Task description ▸
Copy out each line exactly as it appears.

Input for this task ▸
** Start **

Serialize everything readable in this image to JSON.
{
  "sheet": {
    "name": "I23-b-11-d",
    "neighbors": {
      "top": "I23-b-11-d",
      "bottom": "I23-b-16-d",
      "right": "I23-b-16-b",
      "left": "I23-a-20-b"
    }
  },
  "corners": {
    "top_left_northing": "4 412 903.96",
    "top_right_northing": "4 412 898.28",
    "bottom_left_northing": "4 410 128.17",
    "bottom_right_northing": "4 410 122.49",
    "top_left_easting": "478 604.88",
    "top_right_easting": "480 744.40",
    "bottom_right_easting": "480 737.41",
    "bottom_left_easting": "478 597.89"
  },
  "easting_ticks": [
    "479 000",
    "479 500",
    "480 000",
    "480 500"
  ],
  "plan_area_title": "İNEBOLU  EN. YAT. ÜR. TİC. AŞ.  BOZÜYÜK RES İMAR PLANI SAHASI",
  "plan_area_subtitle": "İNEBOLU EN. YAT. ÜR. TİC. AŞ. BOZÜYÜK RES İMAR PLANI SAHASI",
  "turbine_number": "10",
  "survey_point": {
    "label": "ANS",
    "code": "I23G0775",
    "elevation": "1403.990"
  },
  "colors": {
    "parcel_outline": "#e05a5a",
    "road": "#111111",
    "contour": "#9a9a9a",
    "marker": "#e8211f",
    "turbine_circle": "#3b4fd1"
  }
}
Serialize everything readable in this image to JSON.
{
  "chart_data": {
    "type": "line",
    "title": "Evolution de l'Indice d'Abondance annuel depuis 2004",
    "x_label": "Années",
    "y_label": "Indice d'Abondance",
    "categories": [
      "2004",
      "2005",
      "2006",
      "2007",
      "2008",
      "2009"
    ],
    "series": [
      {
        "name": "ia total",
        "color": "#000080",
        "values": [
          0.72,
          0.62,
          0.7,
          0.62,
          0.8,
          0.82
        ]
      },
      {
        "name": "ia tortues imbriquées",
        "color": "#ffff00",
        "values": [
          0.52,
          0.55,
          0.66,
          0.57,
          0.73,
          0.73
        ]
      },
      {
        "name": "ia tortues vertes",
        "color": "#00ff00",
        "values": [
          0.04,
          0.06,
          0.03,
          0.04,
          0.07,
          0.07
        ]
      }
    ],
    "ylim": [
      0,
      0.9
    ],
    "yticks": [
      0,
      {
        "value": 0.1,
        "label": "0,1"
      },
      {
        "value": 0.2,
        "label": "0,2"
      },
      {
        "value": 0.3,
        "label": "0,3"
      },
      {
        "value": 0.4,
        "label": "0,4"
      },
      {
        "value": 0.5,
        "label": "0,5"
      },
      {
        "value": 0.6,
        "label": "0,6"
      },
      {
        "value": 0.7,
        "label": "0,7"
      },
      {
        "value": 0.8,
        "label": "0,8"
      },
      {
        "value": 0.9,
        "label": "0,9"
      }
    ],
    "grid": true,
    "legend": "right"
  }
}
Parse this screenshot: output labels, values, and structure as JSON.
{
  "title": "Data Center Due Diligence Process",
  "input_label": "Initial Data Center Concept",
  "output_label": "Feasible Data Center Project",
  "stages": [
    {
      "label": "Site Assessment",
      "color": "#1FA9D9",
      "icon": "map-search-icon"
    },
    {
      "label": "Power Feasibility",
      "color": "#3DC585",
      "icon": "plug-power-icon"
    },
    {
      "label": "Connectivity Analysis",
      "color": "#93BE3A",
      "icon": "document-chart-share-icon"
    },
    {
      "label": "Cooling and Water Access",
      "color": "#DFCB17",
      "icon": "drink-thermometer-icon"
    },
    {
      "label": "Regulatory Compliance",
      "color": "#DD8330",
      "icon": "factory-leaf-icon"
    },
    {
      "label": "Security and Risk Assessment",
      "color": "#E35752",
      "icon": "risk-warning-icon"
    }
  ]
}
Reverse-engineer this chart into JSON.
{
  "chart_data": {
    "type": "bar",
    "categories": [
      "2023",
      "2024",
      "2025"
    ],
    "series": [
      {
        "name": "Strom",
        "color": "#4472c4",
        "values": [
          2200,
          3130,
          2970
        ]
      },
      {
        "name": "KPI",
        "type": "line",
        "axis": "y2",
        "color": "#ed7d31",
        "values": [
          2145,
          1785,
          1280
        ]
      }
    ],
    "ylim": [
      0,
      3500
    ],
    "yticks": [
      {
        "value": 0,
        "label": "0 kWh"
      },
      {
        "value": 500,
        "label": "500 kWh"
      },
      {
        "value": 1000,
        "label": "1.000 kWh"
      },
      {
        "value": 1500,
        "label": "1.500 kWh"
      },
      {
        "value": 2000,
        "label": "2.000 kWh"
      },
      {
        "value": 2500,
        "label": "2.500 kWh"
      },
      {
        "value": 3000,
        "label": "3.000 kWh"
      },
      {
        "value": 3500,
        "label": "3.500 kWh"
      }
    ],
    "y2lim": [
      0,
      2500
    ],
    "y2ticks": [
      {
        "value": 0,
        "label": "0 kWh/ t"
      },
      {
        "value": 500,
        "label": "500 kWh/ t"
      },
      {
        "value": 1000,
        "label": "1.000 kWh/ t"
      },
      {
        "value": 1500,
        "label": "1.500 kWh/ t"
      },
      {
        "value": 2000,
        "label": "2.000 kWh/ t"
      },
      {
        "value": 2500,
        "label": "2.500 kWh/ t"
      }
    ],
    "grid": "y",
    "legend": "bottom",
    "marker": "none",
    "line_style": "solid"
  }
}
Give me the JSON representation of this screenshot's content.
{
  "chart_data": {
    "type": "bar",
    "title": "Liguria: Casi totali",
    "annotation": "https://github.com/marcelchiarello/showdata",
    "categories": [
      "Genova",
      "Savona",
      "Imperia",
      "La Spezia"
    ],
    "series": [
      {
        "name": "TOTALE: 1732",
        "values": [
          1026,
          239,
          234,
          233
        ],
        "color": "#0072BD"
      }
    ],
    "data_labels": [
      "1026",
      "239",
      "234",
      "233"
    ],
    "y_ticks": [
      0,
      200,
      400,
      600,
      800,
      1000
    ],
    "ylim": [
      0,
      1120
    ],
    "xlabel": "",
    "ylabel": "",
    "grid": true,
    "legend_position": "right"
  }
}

** End **

Task output ▸
Serialize everything readable in this image to JSON.
{
  "sheet": {
    "name": "I23-b-11-d",
    "neighbors": {
      "top": "I23-b-11-d",
      "bottom": "I23-b-16-d",
      "right": "I23-b-16-b",
      "left": "I23-a-20-b"
    }
  },
  "corners": {
    "top_left_northing": "4 412 903.96",
    "top_right_northing": "4 412 898.28",
    "bottom_left_northing": "4 410 128.17",
    "bottom_right_northing": "4 410 122.49",
    "top_left_easting": "478 604.88",
    "top_right_easting": "480 744.40",
    "bottom_right_easting": "480 737.41",
    "bottom_left_easting": "478 597.89"
  },
  "easting_ticks": [
    "479 000",
    "479 500",
    "480 000",
    "480 500"
  ],
  "plan_area_title": "İNEBOLU  EN. YAT. ÜR. TİC. AŞ.  BOZÜYÜK RES İMAR PLANI SAHASI",
  "plan_area_subtitle": "İNEBOLU EN. YAT. ÜR. TİC. AŞ. BOZÜYÜK RES İMAR PLANI SAHASI",
  "turbine_number": "10",
  "survey_point": {
    "label": "ANS",
    "code": "I23G0775",
    "elevation": "1403.990"
  },
  "colors": {
    "parcel_outline": "#e05a5a",
    "road": "#111111",
    "contour": "#9a9a9a",
    "marker": "#e8211f",
    "turbine_circle": "#3b4fd1"
  }
}
Serialize everything readable in this image to JSON.
{
  "chart_data": {
    "type": "line",
    "title": "Evolution de l'Indice d'Abondance annuel depuis 2004",
    "x_label": "Années",
    "y_label": "Indice d'Abondance",
    "categories": [
      "2004",
      "2005",
      "2006",
      "2007",
      "2008",
      "2009"
    ],
    "series": [
      {
        "name": "ia total",
        "color": "#000080",
        "values": [
          0.72,
          0.62,
          0.7,
          0.62,
          0.8,
          0.82
        ]
      },
      {
        "name": "ia tortues imbriquées",
        "color": "#ffff00",
        "values": [
          0.52,
          0.55,
          0.66,
          0.57,
          0.73,
          0.73
        ]
      },
      {
        "name": "ia tortues vertes",
        "color": "#00ff00",
        "values": [
          0.04,
          0.06,
          0.03,
          0.04,
          0.07,
          0.07
        ]
      }
    ],
    "ylim": [
      0,
      0.9
    ],
    "yticks": [
      0,
      {
        "value": 0.1,
        "label": "0,1"
      },
      {
        "value": 0.2,
        "label": "0,2"
      },
      {
        "value": 0.3,
        "label": "0,3"
      },
      {
        "value": 0.4,
        "label": "0,4"
      },
      {
        "value": 0.5,
        "label": "0,5"
      },
      {
        "value": 0.6,
        "label": "0,6"
      },
      {
        "value": 0.7,
        "label": "0,7"
      },
      {
        "value": 0.8,
        "label": "0,8"
      },
      {
        "value": 0.9,
        "label": "0,9"
      }
    ],
    "grid": true,
    "legend": "right"
  }
}
Parse this screenshot: output labels, values, and structure as JSON.
{
  "title": "Data Center Due Diligence Process",
  "input_label": "Initial Data Center Concept",
  "output_label": "Feasible Data Center Project",
  "stages": [
    {
      "label": "Site Assessment",
      "color": "#1FA9D9",
      "icon": "map-search-icon"
    },
    {
      "label": "Power Feasibility",
      "color": "#3DC585",
      "icon": "plug-power-icon"
    },
    {
      "label": "Connectivity Analysis",
      "color": "#93BE3A",
      "icon": "document-chart-share-icon"
    },
    {
      "label": "Cooling and Water Access",
      "color": "#DFCB17",
      "icon": "drink-thermometer-icon"
    },
    {
      "label": "Regulatory Compliance",
      "color": "#DD8330",
      "icon": "factory-leaf-icon"
    },
    {
      "label": "Security and Risk Assessment",
      "color": "#E35752",
      "icon": "risk-warning-icon"
    }
  ]
}
Reverse-engineer this chart into JSON.
{
  "chart_data": {
    "type": "bar",
    "categories": [
      "2023",
      "2024",
      "2025"
    ],
    "series": [
      {
        "name": "Strom",
        "color": "#4472c4",
        "values": [
          2200,
          3130,
          2970
        ]
      },
      {
        "name": "KPI",
        "type": "line",
        "axis": "y2",
        "color": "#ed7d31",
        "values": [
          2145,
          1785,
          1280
        ]
      }
    ],
    "ylim": [
      0,
      3500
    ],
    "yticks": [
      {
        "value": 0,
        "label": "0 kWh"
      },
      {
        "value": 500,
        "label": "500 kWh"
      },
      {
        "value": 1000,
        "label": "1.000 kWh"
      },
      {
        "value": 1500,
        "label": "1.500 kWh"
      },
      {
        "value": 2000,
        "label": "2.000 kWh"
      },
      {
        "value": 2500,
        "label": "2.500 kWh"
      },
      {
        "value": 3000,
        "label": "3.000 kWh"
      },
      {
        "value": 3500,
        "label": "3.500 kWh"
      }
    ],
    "y2lim": [
      0,
      2500
    ],
    "y2ticks": [
      {
        "value": 0,
        "label": "0 kWh/ t"
      },
      {
        "value": 500,
        "label": "500 kWh/ t"
      },
      {
        "value": 1000,
        "label": "1.000 kWh/ t"
      },
      {
        "value": 1500,
        "label": "1.500 kWh/ t"
      },
      {
        "value": 2000,
        "label": "2.000 kWh/ t"
      },
      {
        "value": 2500,
        "label": "2.500 kWh/ t"
      }
    ],
    "grid": "y",
    "legend": "bottom",
    "marker": "none",
    "line_style": "solid"
  }
}
Give me the JSON representation of this screenshot's content.
{
  "chart_data": {
    "type": "bar",
    "title": "Liguria: Casi totali",
    "annotation": "https://github.com/marcelchiarello/showdata",
    "categories": [
      "Genova",
      "Savona",
      "Imperia",
      "La Spezia"
    ],
    "series": [
      {
        "name": "TOTALE: 1732",
        "values": [
          1026,
          239,
          234,
          233
        ],
        "color": "#0072BD"
      }
    ],
    "data_labels": [
      "1026",
      "239",
      "234",
      "233"
    ],
    "y_ticks": [
      0,
      200,
      400,
      600,
      800,
      1000
    ],
    "ylim": [
      0,
      1120
    ],
    "xlabel": "",
    "ylabel": "",
    "grid": true,
    "legend_position": "right"
  }
}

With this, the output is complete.